[Saved data entries]
::::

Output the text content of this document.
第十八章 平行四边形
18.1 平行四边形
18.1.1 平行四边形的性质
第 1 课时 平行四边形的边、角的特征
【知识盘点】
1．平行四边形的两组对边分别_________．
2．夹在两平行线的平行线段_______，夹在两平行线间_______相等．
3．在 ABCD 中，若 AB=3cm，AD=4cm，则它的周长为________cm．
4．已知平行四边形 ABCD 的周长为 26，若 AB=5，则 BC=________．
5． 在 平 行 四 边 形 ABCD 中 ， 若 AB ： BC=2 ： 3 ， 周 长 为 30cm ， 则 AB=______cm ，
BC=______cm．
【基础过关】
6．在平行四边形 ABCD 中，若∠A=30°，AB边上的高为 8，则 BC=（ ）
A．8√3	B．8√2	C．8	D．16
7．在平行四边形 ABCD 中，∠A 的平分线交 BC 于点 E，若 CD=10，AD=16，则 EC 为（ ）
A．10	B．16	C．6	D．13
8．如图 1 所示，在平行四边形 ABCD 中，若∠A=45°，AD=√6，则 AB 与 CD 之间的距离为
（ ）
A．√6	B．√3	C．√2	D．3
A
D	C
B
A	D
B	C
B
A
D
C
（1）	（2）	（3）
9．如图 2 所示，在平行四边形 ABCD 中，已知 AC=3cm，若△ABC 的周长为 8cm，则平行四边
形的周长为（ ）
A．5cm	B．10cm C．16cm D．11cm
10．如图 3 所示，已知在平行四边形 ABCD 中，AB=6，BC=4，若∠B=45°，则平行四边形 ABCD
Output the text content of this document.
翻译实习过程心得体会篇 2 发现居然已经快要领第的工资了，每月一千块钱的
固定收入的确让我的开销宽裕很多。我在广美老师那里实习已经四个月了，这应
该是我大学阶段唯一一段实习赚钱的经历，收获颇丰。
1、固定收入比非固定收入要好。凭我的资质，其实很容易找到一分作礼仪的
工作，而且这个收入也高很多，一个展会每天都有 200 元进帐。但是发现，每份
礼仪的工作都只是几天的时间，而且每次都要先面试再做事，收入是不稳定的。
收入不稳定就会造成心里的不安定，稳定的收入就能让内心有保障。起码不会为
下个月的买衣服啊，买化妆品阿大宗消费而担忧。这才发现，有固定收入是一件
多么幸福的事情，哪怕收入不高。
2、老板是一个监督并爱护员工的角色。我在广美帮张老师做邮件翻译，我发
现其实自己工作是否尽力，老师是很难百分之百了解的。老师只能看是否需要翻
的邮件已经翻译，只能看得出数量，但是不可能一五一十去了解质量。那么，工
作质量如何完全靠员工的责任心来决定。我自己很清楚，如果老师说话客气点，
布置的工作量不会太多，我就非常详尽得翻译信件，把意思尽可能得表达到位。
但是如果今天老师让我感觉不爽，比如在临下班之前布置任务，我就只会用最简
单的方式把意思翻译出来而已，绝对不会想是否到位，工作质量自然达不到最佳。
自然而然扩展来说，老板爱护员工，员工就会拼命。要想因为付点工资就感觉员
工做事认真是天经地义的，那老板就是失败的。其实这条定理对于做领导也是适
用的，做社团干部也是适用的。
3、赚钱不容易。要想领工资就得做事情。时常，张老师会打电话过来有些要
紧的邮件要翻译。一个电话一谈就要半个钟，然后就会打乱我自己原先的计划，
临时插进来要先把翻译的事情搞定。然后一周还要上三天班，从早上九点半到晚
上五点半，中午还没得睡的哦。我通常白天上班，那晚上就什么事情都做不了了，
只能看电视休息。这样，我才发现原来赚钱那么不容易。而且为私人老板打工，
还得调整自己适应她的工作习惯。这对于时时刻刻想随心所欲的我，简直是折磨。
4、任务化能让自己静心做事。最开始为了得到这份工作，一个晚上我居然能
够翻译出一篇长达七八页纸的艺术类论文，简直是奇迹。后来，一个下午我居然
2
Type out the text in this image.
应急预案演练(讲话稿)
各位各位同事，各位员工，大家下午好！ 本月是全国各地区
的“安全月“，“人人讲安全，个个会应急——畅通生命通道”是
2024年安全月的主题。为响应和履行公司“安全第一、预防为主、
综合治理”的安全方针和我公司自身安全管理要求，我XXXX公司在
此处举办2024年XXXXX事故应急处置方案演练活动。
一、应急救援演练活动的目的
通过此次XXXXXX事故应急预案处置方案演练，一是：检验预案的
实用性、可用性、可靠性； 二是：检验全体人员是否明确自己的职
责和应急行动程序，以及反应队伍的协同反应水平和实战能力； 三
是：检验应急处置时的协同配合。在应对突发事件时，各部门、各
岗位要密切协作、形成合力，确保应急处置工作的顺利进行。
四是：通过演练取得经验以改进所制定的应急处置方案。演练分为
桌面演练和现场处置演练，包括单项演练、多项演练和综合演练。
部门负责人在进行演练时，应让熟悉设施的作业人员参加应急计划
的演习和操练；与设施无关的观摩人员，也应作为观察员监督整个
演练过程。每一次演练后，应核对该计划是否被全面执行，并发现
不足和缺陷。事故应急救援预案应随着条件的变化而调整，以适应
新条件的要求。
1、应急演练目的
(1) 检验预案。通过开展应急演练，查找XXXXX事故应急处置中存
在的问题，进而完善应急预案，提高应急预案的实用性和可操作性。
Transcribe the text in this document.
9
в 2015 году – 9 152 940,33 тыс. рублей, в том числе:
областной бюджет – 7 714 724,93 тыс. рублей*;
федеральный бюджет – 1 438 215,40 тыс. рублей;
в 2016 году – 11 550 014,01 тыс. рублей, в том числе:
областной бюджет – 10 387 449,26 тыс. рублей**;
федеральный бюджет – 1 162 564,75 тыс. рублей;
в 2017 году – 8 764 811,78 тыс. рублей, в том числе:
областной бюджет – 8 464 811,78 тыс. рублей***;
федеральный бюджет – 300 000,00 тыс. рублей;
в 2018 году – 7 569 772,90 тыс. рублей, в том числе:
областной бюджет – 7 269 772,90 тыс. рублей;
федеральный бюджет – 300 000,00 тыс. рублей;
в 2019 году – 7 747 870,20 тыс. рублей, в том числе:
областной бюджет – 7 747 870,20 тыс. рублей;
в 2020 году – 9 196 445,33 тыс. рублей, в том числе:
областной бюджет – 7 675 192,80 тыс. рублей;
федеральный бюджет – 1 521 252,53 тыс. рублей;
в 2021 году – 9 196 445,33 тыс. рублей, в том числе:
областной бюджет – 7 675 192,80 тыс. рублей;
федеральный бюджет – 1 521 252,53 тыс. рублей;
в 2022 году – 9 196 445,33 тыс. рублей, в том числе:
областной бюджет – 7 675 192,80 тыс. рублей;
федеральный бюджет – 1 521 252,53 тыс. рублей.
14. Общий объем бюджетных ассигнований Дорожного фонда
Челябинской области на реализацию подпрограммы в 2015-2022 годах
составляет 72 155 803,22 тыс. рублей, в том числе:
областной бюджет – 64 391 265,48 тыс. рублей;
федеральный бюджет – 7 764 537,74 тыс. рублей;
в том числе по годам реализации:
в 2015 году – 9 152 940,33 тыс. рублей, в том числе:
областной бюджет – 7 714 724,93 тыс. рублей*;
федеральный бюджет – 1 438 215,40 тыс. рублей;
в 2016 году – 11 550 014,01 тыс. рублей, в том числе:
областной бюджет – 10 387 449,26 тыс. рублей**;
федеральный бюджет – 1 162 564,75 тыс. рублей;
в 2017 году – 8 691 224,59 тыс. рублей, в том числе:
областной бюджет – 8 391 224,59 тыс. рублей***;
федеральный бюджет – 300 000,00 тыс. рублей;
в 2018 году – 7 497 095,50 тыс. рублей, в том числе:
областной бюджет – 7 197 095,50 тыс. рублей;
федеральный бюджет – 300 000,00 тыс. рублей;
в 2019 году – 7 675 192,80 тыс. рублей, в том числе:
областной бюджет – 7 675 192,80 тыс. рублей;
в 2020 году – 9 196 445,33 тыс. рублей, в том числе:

::::

_Direction_:
Track down every line holding the string "this" and copy it.

_Result_:
Output the text content of this document.
Output the text content of this document.
Type out the text in this image.
Transcribe the text in this document.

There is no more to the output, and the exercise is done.